Have never tried parsing xml markup for data extraction hitherto. And now I've got the task to extract data from the statistical source. My naïve approach is to rely solely on pandas.read_xml() as per below:
import io
import pandas as pd
import requests
from zipfile import ZipFile
pd.options.display.max_columns = 8
URL = "https://www.federalreserve.gov/datadownload/Output.aspx?rel=g17&filetype=zip"
r = requests.get(URL)
with ZipFile(io.BytesIO(r.content)) as z:
# =========================================================================
# Select the Largest File Containing the Most of the Data
# =========================================================================
_map = {_.file_size: _.filename for _ in z.filelist}
with z.open(_map[max(_map)]) as f:
df = pd.read_xml(f)
print(df)
Within pd.read_xml(f), there is the following markup:
<?xml version="1.0" encoding="UTF-8" standalone="no" ?> <message:MessageGroup xmlns:message="http://www.SDMX.org/resources/SDMXML/schemas/v1_0/message" xmlns:common="http://www.SDMX.org/resources/SDMXML/schemas/v1_0/common" xmlns:frb="http://www.federalreserve.gov/structure/compact/common" xmlns:xsi="http://www.w3.org/2001/XMLSchema-instance" xsi:schemaLocation="http://www.SDMX.org/resources/SDMXML/schemas/v1_0/message SDMXMessage.xsd http://www.federalreserve.gov/structure/compact/common frb_common.xsd"><message:Header xmlns:message="http://www.SDMX.org/resources/SDMXML/schemas/v1_0/message">
<message:ID>G17</message:ID>
<message:Test>false</message:Test>
<message:Name>G.17 - Industrial Production and Capacity Utilization</message:Name>
<message:Prepared>2022-07-15T00:38:22</message:Prepared>
<message:Sender id="FRB">
<message:Name>Federal Reserve Board</message:Name>
<message:Contact>
<message:Name>Public Affairs</message:Name>
<message:Telephone>(202) 452 - 3204</message:Telephone>
</message:Contact>
</message:Sender>
</message:Header>
<frb:DataSet id="IP_MAJOR_INDUSTRY_GROUPS" xmlns:kf="http://www.federalreserve.gov/structure/compact/G17_IP_MAJOR_INDUSTRY_GROUPS" xsi:schemaLocation="http://www.federalreserve.gov/structure/compact/G17_IP_MAJOR_INDUSTRY_GROUPS G17_IP_MAJOR_INDUSTRY_GROUPS.xsd" >
<kf:Series CURRENCY="NA" FREQ="129" SA="SA" SERIES_CODE="B50001" SERIES_NAME="IP.B50001.S" UNIT="Index:_2017_100" UNIT_MULT="1" >
<frb:Annotations>
<common:Annotation>
<common:AnnotationType>Short Description</common:AnnotationType>
<common:AnnotationText>Total index; s.a. IP</common:AnnotationText>
</common:Annotation>
<common:Annotation>
<common:AnnotationType>Long Description</common:AnnotationType>
<common:AnnotationText>Total index; s.a. IP</common:AnnotationText>
</common:Annotation>
</frb:Annotations>
<frb:Obs OBS_STATUS="A" OBS_VALUE="4.8773" TIME_PERIOD="1919-01-31" />
<frb:Obs OBS_STATUS="A" OBS_VALUE="4.6617" TIME_PERIOD="1919-02-28" />
<frb:Obs OBS_STATUS="A" OBS_VALUE="4.5270" TIME_PERIOD="1919-03-31" />
<frb:Obs OBS_STATUS="A" OBS_VALUE="4.6078" TIME_PERIOD="1919-04-30" />
<frb:Obs OBS_STATUS="A" OBS_VALUE="4.6348" TIME_PERIOD="1919-05-31" />
... Skip ...

····················

**WORK TO COMPLETE**.
Could you carry on the forum post about extracting Federal Reserve XML data with pandas, starting right after its last line?

**DATASET EXTRACT**.

····················

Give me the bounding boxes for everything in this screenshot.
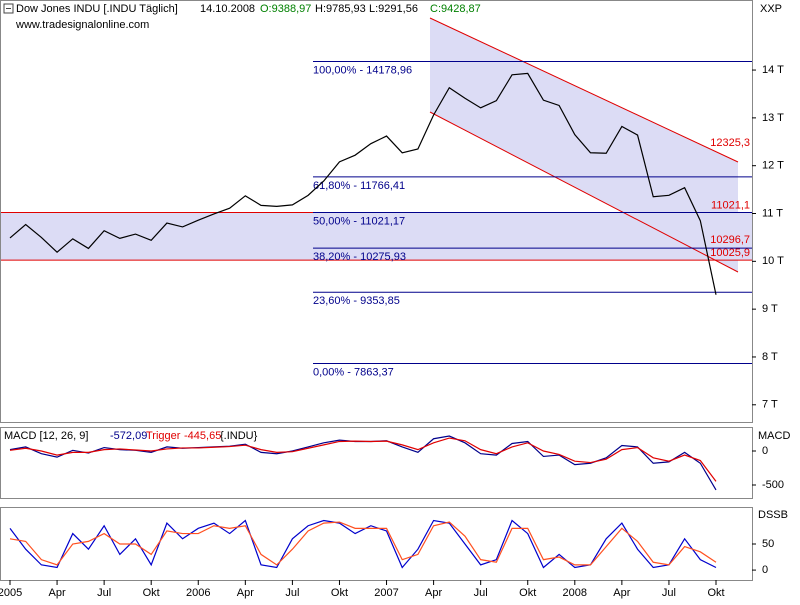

····················

**ANSWER FOR THIS EXERCISE**.
<frb:Obs OBS_STATUS="A" OBS_VALUE="102.9981" TIME_PERIOD="2022-02-28" />
<frb:Obs OBS_STATUS="A" OBS_VALUE="103.7286" TIME_PERIOD="2022-03-31" />
<frb:Obs OBS_STATUS="A" OBS_VALUE="104.5224" TIME_PERIOD="2022-04-30" />
<frb:Obs OBS_STATUS="A" OBS_VALUE="104.5729" TIME_PERIOD="2022-05-31" />
<frb:Obs OBS_STATUS="A" OBS_VALUE="104.3648" TIME_PERIOD="2022-06-30" />
</kf:Series>
... Many More Lines Omitted To the End of the Document ...
Desirable output for the shown sample would be:
TIME_PERIOD IP.B50001.S
1919-01-31 4.8773
1919-02-28 4.6617
1919-03-31 4.5270
1919-04-30 4.6078
1919-05-31 4.6348
... Skip ...
2022-02-28 102.9981
2022-03-31 103.7286
2022-04-30 104.5224
2022-05-31 104.5729
2022-06-30 104.3648
For the moment, it doesn't return the desirable result as the whole target data seems to be omitted. The output I get is:
ID Test Name \
0 G17 false G.17 - Industrial Production and Capacity Util...
1 None None None
2 None None None
3 None None None
4 None None None
5 None None None
6 None None None
7 None None None
8 None None None
9 None None None
10 None None None
11 None None None
12 None None None
13 None None None
14 None None None
Prepared Sender id \
0 2022-07-15T00:38:22 NaN None
1 None NaN IP_MAJOR_INDUSTRY_GROUPS
2 None NaN IP_DURABLE_GOODS_DETAIL
3 None NaN IP_NONDURABLE_GOODS_DETAIL
4 None NaN IP_MINING_AND_UTILITY_DETAIL
5 None NaN IP_MARKET_GROUPS
6 None NaN IP_SPECIAL_AGGREGATES
7 None NaN IP_GROSS_VALUE_STAGE_OF_PROCESS_GROUPS
8 None NaN MVA
9 None NaN DIFF
10 None NaN CAP
11 None NaN CAPUTL
12 None NaN GVIP
13 None NaN RIW
14 None NaN KW
schemaLocation Series
0 None NaN
1 http://www.federalreserve.gov/structure/compac... NaN
2 http://www.federalreserve.gov/structure/compac... NaN
3 http://www.federalreserve.gov/structure/compac... NaN
4 http://www.federalreserve.gov/structure/compac... NaN
5 http://www.federalreserve.gov/structure/compac... NaN
6 http://www.federalreserve.gov/structure/compac... NaN
7 http://www.federalreserve.gov/structure/compac... NaN
8 http://www.federalreserve.gov/structure/compac... NaN
9 http://www.federalreserve.gov/structure/compac... NaN
10 http://www.federalreserve.gov/structure/compac... NaN
11 http://www.federalreserve.gov/structure/compac... NaN
12 http://www.federalreserve.gov/structure/compac... NaN
13 http://www.federalreserve.gov/structure/compac... NaN
14 http://www.federalreserve.gov/structure/compac... NaN
That looks more like the table of contents rather than the target data itself.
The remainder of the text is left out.